◆ **MATERIAL SUPPLIED**:

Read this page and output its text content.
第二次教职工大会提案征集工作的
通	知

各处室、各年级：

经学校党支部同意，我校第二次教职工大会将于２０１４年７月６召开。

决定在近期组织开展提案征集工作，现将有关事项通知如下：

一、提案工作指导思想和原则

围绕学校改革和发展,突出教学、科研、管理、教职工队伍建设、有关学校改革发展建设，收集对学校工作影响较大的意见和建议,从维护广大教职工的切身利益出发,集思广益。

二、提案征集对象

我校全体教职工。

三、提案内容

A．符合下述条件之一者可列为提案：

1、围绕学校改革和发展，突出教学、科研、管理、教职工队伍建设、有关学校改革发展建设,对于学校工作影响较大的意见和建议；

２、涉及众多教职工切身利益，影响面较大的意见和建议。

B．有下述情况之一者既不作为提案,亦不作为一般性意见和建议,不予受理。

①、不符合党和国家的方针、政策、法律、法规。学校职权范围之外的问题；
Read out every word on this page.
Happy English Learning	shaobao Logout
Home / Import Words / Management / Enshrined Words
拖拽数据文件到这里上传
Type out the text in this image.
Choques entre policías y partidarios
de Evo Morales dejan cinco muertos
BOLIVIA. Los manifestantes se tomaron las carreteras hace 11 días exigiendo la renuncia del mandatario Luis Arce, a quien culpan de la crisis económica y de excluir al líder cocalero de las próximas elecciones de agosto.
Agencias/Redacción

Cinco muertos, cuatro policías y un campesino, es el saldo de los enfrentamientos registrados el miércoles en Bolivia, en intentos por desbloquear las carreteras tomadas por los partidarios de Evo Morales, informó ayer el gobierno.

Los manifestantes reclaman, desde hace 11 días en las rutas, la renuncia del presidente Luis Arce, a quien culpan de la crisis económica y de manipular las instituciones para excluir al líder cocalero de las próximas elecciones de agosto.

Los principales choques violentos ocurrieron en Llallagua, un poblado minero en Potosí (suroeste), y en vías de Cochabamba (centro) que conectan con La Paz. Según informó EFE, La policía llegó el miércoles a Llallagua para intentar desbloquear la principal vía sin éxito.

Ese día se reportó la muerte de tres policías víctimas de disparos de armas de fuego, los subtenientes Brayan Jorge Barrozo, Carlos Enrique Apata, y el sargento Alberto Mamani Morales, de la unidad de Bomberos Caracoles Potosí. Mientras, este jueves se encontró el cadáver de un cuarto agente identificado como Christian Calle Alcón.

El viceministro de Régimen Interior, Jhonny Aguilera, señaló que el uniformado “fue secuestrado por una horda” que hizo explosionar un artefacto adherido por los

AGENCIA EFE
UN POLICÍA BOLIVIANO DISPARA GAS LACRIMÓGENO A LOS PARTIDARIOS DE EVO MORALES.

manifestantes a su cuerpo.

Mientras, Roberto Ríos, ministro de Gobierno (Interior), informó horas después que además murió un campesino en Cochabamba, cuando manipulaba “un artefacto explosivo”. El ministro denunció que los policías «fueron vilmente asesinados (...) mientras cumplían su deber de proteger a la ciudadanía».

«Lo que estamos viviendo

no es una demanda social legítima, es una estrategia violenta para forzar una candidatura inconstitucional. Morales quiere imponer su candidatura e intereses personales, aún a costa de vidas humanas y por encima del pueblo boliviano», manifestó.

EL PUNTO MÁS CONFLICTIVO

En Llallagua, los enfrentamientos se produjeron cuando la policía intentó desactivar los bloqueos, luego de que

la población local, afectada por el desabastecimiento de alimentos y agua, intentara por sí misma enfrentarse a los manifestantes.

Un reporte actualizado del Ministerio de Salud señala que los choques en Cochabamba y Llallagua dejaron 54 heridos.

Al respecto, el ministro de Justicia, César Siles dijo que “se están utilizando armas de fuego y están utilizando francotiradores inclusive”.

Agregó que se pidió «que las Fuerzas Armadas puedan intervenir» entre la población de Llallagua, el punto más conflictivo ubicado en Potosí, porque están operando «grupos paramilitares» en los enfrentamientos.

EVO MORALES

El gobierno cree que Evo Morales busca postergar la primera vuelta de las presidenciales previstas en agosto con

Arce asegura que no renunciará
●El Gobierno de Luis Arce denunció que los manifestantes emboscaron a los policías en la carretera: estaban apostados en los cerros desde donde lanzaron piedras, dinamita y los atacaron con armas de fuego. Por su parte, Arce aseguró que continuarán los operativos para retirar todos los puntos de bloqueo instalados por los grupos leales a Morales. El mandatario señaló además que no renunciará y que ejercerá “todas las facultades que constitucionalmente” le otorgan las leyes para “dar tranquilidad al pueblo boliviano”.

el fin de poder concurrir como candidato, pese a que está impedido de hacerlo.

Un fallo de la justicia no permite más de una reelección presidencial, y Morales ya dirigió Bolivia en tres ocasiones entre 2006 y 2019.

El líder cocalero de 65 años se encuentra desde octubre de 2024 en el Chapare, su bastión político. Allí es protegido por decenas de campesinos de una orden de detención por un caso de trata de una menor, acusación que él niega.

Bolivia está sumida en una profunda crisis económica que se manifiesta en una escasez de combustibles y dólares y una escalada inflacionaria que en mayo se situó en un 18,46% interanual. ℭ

◆ **WHAT THE TASK REQUIRES**: Your task is to give the records above again, exactly.

◆ **SOLVED EXERCISE**:
Read this page and output its text content.
第二次教职工大会提案征集工作的
通	知

各处室、各年级：

经学校党支部同意，我校第二次教职工大会将于２０１４年７月６召开。

决定在近期组织开展提案征集工作，现将有关事项通知如下：

一、提案工作指导思想和原则

围绕学校改革和发展,突出教学、科研、管理、教职工队伍建设、有关学校改革发展建设，收集对学校工作影响较大的意见和建议,从维护广大教职工的切身利益出发,集思广益。

二、提案征集对象

我校全体教职工。

三、提案内容

A．符合下述条件之一者可列为提案：

1、围绕学校改革和发展，突出教学、科研、管理、教职工队伍建设、有关学校改革发展建设,对于学校工作影响较大的意见和建议；

２、涉及众多教职工切身利益，影响面较大的意见和建议。

B．有下述情况之一者既不作为提案,亦不作为一般性意见和建议,不予受理。

①、不符合党和国家的方针、政策、法律、法规。学校职权范围之外的问题；
Read out every word on this page.
Happy English Learning	shaobao Logout
Home / Import Words / Management / Enshrined Words
拖拽数据文件到这里上传
Type out the text in this image.
Choques entre policías y partidarios
de Evo Morales dejan cinco muertos
BOLIVIA. Los manifestantes se tomaron las carreteras hace 11 días exigiendo la renuncia del mandatario Luis Arce, a quien culpan de la crisis económica y de excluir al líder cocalero de las próximas elecciones de agosto.
Agencias/Redacción

Cinco muertos, cuatro policías y un campesino, es el saldo de los enfrentamientos registrados el miércoles en Bolivia, en intentos por desbloquear las carreteras tomadas por los partidarios de Evo Morales, informó ayer el gobierno.

Los manifestantes reclaman, desde hace 11 días en las rutas, la renuncia del presidente Luis Arce, a quien culpan de la crisis económica y de manipular las instituciones para excluir al líder cocalero de las próximas elecciones de agosto.

Los principales choques violentos ocurrieron en Llallagua, un poblado minero en Potosí (suroeste), y en vías de Cochabamba (centro) que conectan con La Paz. Según informó EFE, La policía llegó el miércoles a Llallagua para intentar desbloquear la principal vía sin éxito.

Ese día se reportó la muerte de tres policías víctimas de disparos de armas de fuego, los subtenientes Brayan Jorge Barrozo, Carlos Enrique Apata, y el sargento Alberto Mamani Morales, de la unidad de Bomberos Caracoles Potosí. Mientras, este jueves se encontró el cadáver de un cuarto agente identificado como Christian Calle Alcón.

El viceministro de Régimen Interior, Jhonny Aguilera, señaló que el uniformado “fue secuestrado por una horda” que hizo explosionar un artefacto adherido por los

AGENCIA EFE
UN POLICÍA BOLIVIANO DISPARA GAS LACRIMÓGENO A LOS PARTIDARIOS DE EVO MORALES.

manifestantes a su cuerpo.

Mientras, Roberto Ríos, ministro de Gobierno (Interior), informó horas después que además murió un campesino en Cochabamba, cuando manipulaba “un artefacto explosivo”. El ministro denunció que los policías «fueron vilmente asesinados (...) mientras cumplían su deber de proteger a la ciudadanía».

«Lo que estamos viviendo

no es una demanda social legítima, es una estrategia violenta para forzar una candidatura inconstitucional. Morales quiere imponer su candidatura e intereses personales, aún a costa de vidas humanas y por encima del pueblo boliviano», manifestó.

EL PUNTO MÁS CONFLICTIVO

En Llallagua, los enfrentamientos se produjeron cuando la policía intentó desactivar los bloqueos, luego de que

la población local, afectada por el desabastecimiento de alimentos y agua, intentara por sí misma enfrentarse a los manifestantes.

Un reporte actualizado del Ministerio de Salud señala que los choques en Cochabamba y Llallagua dejaron 54 heridos.

Al respecto, el ministro de Justicia, César Siles dijo que “se están utilizando armas de fuego y están utilizando francotiradores inclusive”.

Agregó que se pidió «que las Fuerzas Armadas puedan intervenir» entre la población de Llallagua, el punto más conflictivo ubicado en Potosí, porque están operando «grupos paramilitares» en los enfrentamientos.

EVO MORALES

El gobierno cree que Evo Morales busca postergar la primera vuelta de las presidenciales previstas en agosto con

Arce asegura que no renunciará
●El Gobierno de Luis Arce denunció que los manifestantes emboscaron a los policías en la carretera: estaban apostados en los cerros desde donde lanzaron piedras, dinamita y los atacaron con armas de fuego. Por su parte, Arce aseguró que continuarán los operativos para retirar todos los puntos de bloqueo instalados por los grupos leales a Morales. El mandatario señaló además que no renunciará y que ejercerá “todas las facultades que constitucionalmente” le otorgan las leyes para “dar tranquilidad al pueblo boliviano”.

el fin de poder concurrir como candidato, pese a que está impedido de hacerlo.

Un fallo de la justicia no permite más de una reelección presidencial, y Morales ya dirigió Bolivia en tres ocasiones entre 2006 y 2019.

El líder cocalero de 65 años se encuentra desde octubre de 2024 en el Chapare, su bastión político. Allí es protegido por decenas de campesinos de una orden de detención por un caso de trata de una menor, acusación que él niega.

Bolivia está sumida en una profunda crisis económica que se manifiesta en una escasez de combustibles y dólares y una escalada inflacionaria que en mayo se situó en un 18,46% interanual. ℭ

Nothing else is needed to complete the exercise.